# Work to complete:
Replace "lift portion" with "raised section" in the lines from the beginning of the lines up to and including the line with "The receiving table 5 is at (743, 185).", and give only those lines back with everything else unchanged. Leave the pictures out of your answer.

# Data shown:
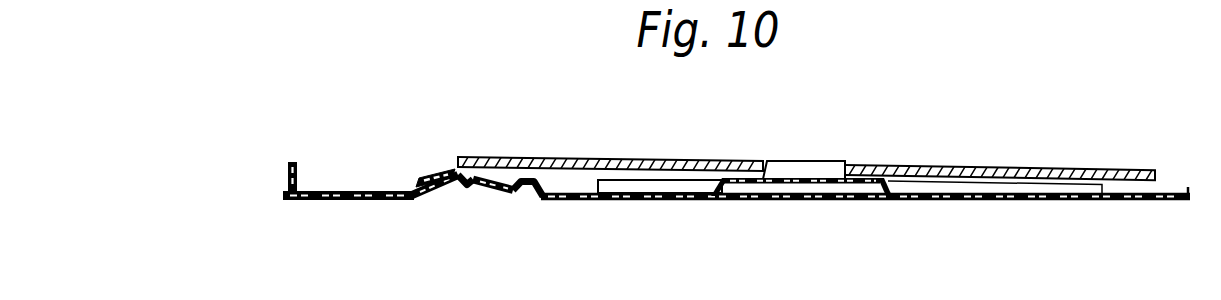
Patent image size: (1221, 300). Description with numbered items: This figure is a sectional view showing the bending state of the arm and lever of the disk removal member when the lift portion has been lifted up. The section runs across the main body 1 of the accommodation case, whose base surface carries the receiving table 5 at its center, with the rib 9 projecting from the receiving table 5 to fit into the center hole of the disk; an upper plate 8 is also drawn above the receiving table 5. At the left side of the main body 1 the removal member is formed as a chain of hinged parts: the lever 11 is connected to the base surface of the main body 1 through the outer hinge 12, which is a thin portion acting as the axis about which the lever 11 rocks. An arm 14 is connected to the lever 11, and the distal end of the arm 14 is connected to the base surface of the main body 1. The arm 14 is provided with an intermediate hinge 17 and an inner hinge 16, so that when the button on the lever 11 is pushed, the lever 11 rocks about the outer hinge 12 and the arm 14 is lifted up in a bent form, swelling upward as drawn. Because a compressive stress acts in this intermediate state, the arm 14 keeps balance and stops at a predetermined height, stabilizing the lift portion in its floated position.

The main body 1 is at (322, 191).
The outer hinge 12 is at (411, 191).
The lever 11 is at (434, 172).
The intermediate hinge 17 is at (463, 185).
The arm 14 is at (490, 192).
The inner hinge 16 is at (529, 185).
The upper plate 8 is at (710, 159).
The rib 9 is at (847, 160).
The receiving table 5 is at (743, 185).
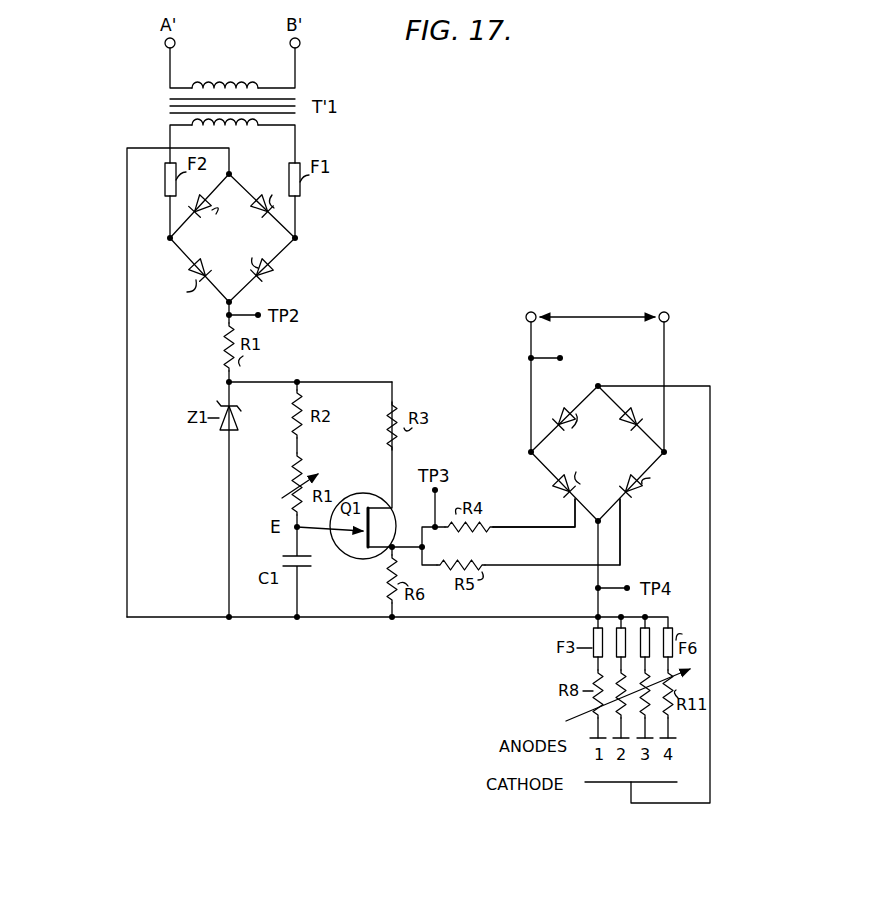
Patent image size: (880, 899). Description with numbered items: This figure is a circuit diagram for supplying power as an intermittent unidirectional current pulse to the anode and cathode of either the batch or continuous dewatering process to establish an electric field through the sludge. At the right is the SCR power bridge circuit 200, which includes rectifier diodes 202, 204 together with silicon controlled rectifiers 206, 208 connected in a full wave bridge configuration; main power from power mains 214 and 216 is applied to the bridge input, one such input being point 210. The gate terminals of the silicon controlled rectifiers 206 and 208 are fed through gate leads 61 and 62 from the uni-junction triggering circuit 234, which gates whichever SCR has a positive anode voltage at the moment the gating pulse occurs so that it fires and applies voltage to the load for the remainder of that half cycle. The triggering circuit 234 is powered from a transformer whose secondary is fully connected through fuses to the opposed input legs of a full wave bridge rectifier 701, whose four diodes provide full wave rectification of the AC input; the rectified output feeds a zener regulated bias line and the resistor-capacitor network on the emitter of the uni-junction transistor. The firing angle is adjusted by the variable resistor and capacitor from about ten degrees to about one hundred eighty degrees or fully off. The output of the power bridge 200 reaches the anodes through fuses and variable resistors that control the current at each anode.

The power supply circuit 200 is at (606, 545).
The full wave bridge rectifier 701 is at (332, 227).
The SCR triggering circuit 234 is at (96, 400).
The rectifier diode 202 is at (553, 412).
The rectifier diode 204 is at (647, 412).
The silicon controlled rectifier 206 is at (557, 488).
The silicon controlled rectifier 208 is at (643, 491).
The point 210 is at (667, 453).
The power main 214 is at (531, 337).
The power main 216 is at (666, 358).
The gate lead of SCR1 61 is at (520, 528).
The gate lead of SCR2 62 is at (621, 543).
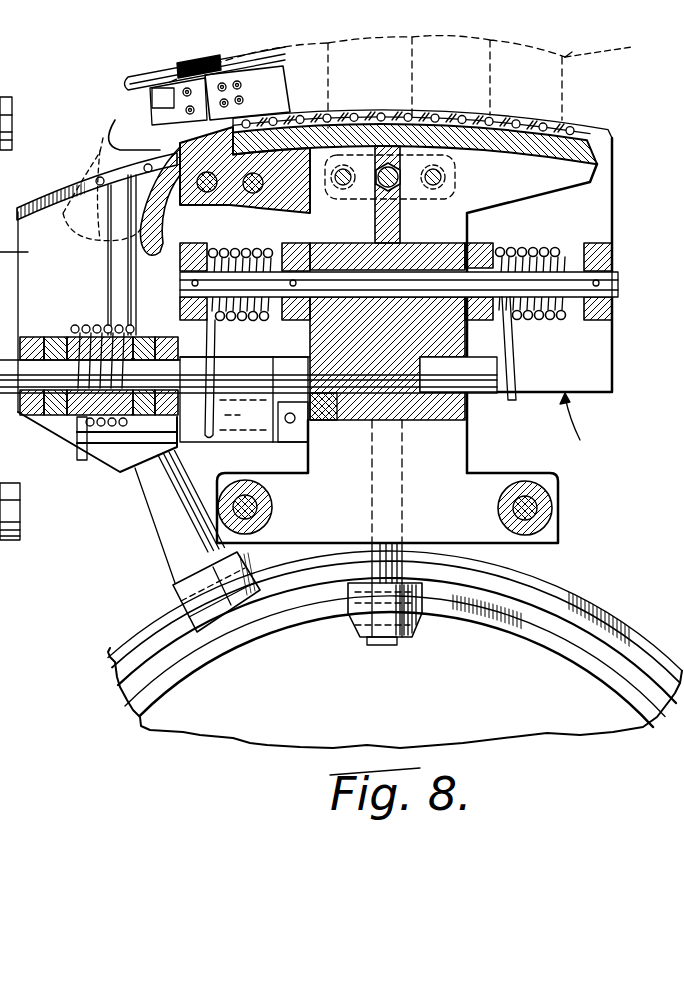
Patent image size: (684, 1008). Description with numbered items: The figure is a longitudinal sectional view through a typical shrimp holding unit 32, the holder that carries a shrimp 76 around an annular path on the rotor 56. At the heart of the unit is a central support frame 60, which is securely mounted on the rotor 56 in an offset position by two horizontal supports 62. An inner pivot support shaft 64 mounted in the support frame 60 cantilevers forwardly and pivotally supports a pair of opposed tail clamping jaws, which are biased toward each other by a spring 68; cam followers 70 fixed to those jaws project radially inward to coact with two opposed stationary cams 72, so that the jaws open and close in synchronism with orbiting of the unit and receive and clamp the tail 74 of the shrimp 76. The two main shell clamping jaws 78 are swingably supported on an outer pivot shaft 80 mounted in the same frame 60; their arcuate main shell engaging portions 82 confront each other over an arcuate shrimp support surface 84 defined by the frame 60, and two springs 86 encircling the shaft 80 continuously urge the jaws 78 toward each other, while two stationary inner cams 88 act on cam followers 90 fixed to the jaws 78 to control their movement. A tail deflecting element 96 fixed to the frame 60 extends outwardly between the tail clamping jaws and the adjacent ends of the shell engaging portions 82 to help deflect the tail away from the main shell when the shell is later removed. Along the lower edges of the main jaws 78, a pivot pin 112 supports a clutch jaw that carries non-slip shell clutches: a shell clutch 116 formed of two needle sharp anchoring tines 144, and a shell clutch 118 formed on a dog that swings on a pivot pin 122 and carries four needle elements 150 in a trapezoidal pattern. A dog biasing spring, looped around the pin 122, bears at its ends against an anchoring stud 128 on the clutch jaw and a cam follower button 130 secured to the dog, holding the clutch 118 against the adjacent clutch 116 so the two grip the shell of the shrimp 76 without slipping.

# The completed task:
Patent image size: (1221, 300). Description with numbered items: This figure is a sectional view showing the bending state of the arm and lever of the disk removal member when the raised section has been lifted up. The section runs across the main body 1 of the accommodation case, whose base surface carries the receiving table 5 at its center, with the rib 9 projecting from the receiving table 5 to fit into the center hole of the disk; an upper plate 8 is also drawn above the receiving table 5. At the left side of the main body 1 the removal member is formed as a chain of hinged parts: the lever 11 is connected to the base surface of the main body 1 through the outer hinge 12, which is a thin portion acting as the axis about which the lever 11 rocks. An arm 14 is connected to the lever 11, and the distal end of the arm 14 is connected to the base surface of the main body 1. The arm 14 is provided with an intermediate hinge 17 and an inner hinge 16, so that when the button on the lever 11 is pushed, the lever 11 rocks about the outer hinge 12 and the arm 14 is lifted up in a bent form, swelling upward as drawn. Because a compressive stress acts in this intermediate state, the arm 14 keeps balance and stops at a predetermined height, stabilizing the raised section in its floated position.

The main body 1 is at (322, 191).
The outer hinge 12 is at (411, 191).
The lever 11 is at (434, 172).
The intermediate hinge 17 is at (463, 185).
The arm 14 is at (490, 192).
The inner hinge 16 is at (529, 185).
The upper plate 8 is at (710, 159).
The rib 9 is at (847, 160).
The receiving table 5 is at (743, 185).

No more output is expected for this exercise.